Passage to read »
>>>>>
Our programs have gone digital.

Scan the QR code at the venue's entrance to read the program notes before the show begins.

Last updated: October 17, 2023


(orch. Sarah Slean)
(5 min) 

“Am Strande” (“On the shore”) 

“Der Mond kommt still gegangen” (“The moon rises silently”), Op. 13, No. 4 

CLARA SCHUMANN Piano Concerto in A minor, Op. 7 (21 min) 

I. Allegro maestoso 
II. Romanze: Andante non troppo, con grazia 
III. Finale: Allegro non troppo 


(orch. Cecilia Livingston)
(6 min) 

“Die gute Nacht” (“To the good night”) 
“Die Lorelei” (“The Loreley”)

JOHANNES BRAHMS Concerto in A minor for Violin and Cello, Op. 102 (31 min) 

I. Allegro 
II. Andante 
III. Vivace non troppo 

Isata Kanneh-Mason appears by arrangement with Enticott Music Management 
Isata Kanneh-Mason records exclusively for Decca Classics 

Clara Schumann Lieder – Texts and Translations

Am Strande 
German source: Wilhelm Gerhard 

Traurig schau ich von der Klippe 
Auf die Flut, die uns getrennt, 
Und mit Inbrunst fleht die Lippe, 
Schone seiner, Element! 

Furcht ist meiner Seele Meister, 
Ach, und Hoffnung schwindet schier; 
Nur im Traume bringen Geister 
Vom Geliebten Kunde mir. 

Die ihr, fröhliche Genossen 
Gold’ner Tag’ in Lust und Schmerz, 
Kummertränen nie vergossen, 
Ach, ihr kennt nicht meinen Schmerz! 

Sei mir mild, o nächt’ge Stunde, 
Auf das Auge senke Ruh, 
Holde Geister, flüstert Kunde 
Vom Geliebten dann mir zu. 

Der Mond kommt still gegangen 
German source: Emanuel Geibel 

Der Mond kommt still gegangen 
Mit seinem gold’nen Schein. 
Da schläft in holdem Prangen 
Die müde Erde ein. 

Und auf den Lüften schwanken 
Aus manchem treuen Sinn 
Viel tausend Liebesgedanken 
Über die Schläfer hin. 

Und drunten im Tale, da funkeln 
Die Fenster von Liebchens Haus; 
Ich aber blicke im Dunklen 
Still in die Welt hinaus. 

Die gute Nacht 
German source: Friedrich Rückert 

Die gute Nacht, die ich dir sage, 
Freund, hörest du; 
Ein Engel, der die Botschaft trage 
Geht ab und zu.
<<<<<
Data records »
>>>>>
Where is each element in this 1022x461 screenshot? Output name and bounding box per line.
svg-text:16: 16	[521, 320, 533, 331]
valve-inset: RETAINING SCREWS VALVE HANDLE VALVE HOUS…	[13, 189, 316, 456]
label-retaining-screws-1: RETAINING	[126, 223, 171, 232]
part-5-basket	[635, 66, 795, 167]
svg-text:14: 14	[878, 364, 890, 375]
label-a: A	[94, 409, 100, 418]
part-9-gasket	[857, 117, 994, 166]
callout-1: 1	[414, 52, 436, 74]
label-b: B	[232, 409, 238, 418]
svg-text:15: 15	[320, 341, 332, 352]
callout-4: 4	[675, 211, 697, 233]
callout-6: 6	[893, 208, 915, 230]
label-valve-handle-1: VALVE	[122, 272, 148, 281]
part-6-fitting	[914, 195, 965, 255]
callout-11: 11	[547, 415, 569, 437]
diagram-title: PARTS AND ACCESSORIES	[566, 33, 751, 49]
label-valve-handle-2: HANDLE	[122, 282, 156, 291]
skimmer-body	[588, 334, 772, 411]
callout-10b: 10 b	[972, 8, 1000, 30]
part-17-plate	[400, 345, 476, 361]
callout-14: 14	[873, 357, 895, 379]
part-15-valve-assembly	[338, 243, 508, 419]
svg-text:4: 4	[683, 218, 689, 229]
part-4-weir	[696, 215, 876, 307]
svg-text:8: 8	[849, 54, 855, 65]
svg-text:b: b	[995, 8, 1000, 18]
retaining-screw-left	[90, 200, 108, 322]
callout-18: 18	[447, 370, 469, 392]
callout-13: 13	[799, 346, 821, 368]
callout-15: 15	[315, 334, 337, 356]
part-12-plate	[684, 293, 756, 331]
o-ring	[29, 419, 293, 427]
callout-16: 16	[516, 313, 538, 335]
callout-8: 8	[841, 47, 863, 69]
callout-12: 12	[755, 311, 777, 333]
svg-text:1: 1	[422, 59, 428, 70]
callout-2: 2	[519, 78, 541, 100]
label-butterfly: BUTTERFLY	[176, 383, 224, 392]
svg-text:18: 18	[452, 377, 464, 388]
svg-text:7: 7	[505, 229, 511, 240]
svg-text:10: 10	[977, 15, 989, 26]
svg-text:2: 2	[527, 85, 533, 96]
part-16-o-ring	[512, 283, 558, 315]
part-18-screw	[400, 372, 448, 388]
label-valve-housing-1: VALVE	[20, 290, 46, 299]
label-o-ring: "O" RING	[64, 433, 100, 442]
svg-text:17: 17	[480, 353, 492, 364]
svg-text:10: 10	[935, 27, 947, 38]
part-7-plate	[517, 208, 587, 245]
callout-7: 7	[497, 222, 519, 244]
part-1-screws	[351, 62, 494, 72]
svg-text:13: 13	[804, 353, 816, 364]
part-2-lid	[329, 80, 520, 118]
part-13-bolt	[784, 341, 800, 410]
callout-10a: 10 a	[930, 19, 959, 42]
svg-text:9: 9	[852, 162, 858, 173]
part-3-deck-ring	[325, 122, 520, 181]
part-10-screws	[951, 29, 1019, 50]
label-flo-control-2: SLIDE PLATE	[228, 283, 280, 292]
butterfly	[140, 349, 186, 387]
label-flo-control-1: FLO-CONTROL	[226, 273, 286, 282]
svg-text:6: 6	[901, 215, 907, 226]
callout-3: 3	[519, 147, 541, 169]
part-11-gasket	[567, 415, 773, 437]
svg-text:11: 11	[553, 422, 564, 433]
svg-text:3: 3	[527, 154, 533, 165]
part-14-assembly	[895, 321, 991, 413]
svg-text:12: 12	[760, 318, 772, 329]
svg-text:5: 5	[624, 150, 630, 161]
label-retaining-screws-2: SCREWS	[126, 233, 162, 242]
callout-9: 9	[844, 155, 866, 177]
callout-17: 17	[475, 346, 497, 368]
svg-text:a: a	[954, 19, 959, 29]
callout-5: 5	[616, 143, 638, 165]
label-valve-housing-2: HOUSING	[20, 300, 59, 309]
<<<<<
Set task » Pick up the concert program after its last line and keep writing it.

Written reply »
Er bringt sie dir, und hat mir wieder 
Den Gruß gebracht: 
Dir sagen auch des Freundes Lieder 
Jetzt gute Nacht. 

Die Lorelei 
German source: Heinrich Heine

Ich weiß nicht, was soll es bedeuten, 
Daß ich so traurig bin; 
Ein Märchen aus alten Zeiten, 
Das kommt mir nicht aus dem Sinn. 

Die Luft ist kühl und es dunkelt, 
Und ruhig fließt der Rhein; 
Der Gipfel des Berges funkelt 
Im Abendsonnenschein. 

Die schönste Jungfrau sitzet 
Dort oben wunderbar, 
Ihr goldnes Geschmeide blitzet, 
Sie kämmt ihr goldenes Haar. 

Sie kämmt es mit goldenem Kamme 
Und singt ein Lied dabei, 
Das hat eine wundersame, 
Gewalt’ge Melodei. 

Den Schiffer im kleinen Schiffe 
Ergreift es mit wildem Weh; 
Er schaut nicht die Felsenriffe, 
Er schaut nur hinauf in die Höh’. 

Ich glaube, die Wellen verschlingen 
Am Ende Schiffer und Kahn; 
Und das hat mit ihrem Singen 
Die Lorelei getan. 



orch. Sarah Slean

“Am Strande” (“On the shore”)
“Der Mond kommt still gegangen” (“The moon rises silently”), Op. 13, No. 4

orch. Cecilia Livingston

“Die gute Nacht” (“To the good night”)
“Die Lorelei” (“The Loreley”)

All throughout her career as a composer, Clara Schumann (née Wieck, 1819–1896) wrote Lieder (songs for voice and piano), from when she was a child right up until Robert Schumann’s death. Today’s audiences know 28 of her Lieder, but many more were lost. 

This program’s selection of lieder showcases Clara Schumann’s consummate ability to intertwine piano, voice, and poetry in her art. The Lieder deal with quintessentially Romantic themes: the power of nature and the elements in “Am Strande” and “Lorelei,” and the night in “Der Mond kommt still gegangen” and “Die gute Nacht.” 

In “Am Strande,” nature imagery is intended to represent human emotion. The ebb and flow of the endless sextuplets represents both the tides separating two lovers and the character’s emotions that oscillate between hope and despair. In “Die Lorelei,” Schumann eloquently reimagines the famous legend of a baneful nymph, the Loreley, who lures sailors on the Rhine to their deaths. Schumann clearly delineates between the narrator of the poem, the sailor and the Loreley by creating distinct tones and textures. She employs and emotional and musical crescendo that comes to a climax at the end of the song. The roiling piano score in these two Lieder, presented this evening in arrangements by Sarah Slean and Cecilia Livingston, are a credit to Schumann’s talents as a virtuoso.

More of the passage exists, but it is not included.